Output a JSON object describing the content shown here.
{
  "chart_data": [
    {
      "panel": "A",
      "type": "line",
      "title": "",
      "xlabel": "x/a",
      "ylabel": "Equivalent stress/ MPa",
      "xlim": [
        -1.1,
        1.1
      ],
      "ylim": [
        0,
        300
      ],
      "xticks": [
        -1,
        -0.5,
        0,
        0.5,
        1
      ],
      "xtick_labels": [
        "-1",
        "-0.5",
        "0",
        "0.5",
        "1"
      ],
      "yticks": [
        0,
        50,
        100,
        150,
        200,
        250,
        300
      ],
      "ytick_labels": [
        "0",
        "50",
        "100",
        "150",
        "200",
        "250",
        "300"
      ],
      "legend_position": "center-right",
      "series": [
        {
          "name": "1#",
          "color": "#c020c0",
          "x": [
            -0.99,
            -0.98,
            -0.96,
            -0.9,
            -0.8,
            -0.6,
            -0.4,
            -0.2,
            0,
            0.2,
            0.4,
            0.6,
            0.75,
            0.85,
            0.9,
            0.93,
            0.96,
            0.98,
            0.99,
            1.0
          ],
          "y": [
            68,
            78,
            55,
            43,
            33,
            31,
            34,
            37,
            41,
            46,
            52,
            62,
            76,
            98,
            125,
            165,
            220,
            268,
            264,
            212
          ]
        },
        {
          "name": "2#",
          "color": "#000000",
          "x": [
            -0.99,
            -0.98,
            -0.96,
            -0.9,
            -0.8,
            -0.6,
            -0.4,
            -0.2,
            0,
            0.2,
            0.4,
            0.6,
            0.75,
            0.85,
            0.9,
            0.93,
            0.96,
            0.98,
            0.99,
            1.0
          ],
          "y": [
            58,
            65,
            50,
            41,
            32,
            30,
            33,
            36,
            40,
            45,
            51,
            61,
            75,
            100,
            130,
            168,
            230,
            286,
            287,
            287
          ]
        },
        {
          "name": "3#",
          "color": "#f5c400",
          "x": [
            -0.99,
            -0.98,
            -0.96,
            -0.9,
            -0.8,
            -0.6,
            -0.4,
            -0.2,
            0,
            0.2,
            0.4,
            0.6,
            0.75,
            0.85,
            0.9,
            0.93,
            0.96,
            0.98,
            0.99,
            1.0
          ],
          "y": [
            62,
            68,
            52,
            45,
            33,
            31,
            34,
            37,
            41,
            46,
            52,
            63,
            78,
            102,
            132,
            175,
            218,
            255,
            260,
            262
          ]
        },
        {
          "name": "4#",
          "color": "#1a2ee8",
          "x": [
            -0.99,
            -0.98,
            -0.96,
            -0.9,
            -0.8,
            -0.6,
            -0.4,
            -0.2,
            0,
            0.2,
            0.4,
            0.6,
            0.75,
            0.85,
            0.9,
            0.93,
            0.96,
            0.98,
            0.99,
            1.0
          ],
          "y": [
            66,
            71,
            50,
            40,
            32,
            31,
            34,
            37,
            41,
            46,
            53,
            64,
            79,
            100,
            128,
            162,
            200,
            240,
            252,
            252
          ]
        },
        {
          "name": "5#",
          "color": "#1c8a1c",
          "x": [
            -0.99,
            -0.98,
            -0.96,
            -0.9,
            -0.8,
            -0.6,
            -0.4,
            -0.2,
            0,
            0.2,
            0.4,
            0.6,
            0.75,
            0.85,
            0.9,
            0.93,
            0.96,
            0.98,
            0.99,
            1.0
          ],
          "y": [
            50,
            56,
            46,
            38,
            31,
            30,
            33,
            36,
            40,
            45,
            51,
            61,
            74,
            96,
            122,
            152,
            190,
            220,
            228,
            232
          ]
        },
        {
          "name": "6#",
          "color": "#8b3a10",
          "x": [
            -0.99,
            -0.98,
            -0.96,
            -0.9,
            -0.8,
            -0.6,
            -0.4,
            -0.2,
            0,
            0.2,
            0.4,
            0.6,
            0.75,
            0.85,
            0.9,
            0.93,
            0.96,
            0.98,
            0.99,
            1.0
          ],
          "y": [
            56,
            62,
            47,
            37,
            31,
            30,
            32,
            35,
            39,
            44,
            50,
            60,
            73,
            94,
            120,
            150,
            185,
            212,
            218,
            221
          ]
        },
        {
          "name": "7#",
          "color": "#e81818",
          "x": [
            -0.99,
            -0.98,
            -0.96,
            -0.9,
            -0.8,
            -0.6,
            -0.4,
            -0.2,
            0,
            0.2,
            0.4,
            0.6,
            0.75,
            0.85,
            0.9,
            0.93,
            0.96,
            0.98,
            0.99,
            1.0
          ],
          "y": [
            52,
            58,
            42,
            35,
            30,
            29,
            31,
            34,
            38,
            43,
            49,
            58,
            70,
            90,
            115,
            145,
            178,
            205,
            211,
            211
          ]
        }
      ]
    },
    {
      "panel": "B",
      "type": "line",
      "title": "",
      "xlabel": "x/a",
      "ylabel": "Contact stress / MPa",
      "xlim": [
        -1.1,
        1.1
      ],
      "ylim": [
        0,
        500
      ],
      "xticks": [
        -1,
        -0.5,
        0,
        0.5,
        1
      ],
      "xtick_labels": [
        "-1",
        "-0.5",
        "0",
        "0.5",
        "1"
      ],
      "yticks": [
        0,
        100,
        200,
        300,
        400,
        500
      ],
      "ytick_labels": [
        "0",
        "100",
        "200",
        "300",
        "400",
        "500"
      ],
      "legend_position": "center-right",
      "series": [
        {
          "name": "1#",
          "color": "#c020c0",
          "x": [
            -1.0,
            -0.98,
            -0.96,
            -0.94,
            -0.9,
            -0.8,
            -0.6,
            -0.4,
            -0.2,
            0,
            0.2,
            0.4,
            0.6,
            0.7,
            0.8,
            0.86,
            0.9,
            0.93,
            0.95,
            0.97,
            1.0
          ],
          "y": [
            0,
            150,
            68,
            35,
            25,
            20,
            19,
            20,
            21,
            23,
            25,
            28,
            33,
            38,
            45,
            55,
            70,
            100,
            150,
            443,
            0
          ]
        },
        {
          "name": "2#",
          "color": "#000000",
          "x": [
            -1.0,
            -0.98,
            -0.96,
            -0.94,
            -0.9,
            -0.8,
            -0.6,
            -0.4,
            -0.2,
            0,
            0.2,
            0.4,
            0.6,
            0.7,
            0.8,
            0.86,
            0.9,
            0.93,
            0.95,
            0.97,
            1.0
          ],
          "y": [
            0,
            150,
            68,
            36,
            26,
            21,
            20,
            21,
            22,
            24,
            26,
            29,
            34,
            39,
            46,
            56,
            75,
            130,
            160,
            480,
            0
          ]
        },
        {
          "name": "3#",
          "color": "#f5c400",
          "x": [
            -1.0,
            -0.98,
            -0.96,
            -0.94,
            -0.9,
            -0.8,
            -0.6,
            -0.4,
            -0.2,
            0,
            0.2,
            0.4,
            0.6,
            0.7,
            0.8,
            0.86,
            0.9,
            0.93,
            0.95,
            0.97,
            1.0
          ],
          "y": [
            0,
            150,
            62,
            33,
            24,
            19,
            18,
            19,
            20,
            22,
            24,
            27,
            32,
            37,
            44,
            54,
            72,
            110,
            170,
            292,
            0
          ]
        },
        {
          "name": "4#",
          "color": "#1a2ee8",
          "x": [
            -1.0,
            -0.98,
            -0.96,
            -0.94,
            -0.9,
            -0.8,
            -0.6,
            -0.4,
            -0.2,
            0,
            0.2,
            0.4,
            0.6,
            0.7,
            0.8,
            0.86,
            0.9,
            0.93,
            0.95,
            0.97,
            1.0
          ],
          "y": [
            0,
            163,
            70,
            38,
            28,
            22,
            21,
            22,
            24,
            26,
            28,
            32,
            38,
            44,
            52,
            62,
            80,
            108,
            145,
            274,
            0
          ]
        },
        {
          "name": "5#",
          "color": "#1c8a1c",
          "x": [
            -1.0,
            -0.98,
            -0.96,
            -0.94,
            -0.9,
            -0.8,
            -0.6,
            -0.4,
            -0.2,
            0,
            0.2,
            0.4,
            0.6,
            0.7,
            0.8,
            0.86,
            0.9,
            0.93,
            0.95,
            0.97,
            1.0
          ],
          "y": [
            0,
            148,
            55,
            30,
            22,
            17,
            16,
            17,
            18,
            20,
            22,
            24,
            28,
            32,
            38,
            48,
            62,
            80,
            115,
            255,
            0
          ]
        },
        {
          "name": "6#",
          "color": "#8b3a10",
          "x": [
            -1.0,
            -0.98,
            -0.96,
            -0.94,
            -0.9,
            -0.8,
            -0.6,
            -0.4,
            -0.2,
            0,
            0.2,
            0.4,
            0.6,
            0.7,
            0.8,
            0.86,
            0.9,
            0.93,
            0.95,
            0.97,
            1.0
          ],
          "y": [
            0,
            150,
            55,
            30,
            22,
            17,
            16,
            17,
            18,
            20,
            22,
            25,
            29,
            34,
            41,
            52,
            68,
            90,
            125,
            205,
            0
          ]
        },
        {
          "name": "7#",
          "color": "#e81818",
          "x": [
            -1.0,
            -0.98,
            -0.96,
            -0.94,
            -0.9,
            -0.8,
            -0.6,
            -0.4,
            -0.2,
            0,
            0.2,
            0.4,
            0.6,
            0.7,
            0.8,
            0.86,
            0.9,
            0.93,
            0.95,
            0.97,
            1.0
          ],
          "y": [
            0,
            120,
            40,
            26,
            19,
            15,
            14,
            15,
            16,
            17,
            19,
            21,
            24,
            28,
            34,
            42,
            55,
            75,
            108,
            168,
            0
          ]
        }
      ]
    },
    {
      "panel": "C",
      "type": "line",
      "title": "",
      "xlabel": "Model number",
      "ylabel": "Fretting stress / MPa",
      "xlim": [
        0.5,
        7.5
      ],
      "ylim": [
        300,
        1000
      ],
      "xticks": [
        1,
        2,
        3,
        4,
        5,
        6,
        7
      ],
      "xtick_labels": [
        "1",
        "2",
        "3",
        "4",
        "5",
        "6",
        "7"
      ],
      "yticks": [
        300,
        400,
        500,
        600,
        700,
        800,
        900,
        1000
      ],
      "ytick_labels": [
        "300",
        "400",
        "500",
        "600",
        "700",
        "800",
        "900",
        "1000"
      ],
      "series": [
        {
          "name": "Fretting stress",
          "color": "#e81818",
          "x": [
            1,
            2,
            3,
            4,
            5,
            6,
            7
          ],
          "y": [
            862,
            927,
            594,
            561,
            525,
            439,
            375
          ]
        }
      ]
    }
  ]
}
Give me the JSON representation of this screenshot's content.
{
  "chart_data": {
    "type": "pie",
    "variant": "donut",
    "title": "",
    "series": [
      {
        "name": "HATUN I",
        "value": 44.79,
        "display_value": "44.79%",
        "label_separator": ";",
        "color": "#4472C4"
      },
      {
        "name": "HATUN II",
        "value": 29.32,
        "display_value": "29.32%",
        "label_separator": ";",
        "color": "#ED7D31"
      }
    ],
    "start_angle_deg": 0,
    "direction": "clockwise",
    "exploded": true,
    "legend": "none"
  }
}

☆ ☆ ☆ ☆ ☆

▶ _THE REQUEST_
Retype only the lines running from the line with "Give me the" to the end of the listing, including both of those lines.

▶ _RESPONSE TO THIS TASK_
Give me the JSON representation of this screenshot's content.
{
  "chart_data": {
    "type": "pie",
    "variant": "donut",
    "title": "",
    "series": [
      {
        "name": "HATUN I",
        "value": 44.79,
        "display_value": "44.79%",
        "label_separator": ";",
        "color": "#4472C4"
      },
      {
        "name": "HATUN II",
        "value": 29.32,
        "display_value": "29.32%",
        "label_separator": ";",
        "color": "#ED7D31"
      }
    ],
    "start_angle_deg": 0,
    "direction": "clockwise",
    "exploded": true,
    "legend": "none"
  }
}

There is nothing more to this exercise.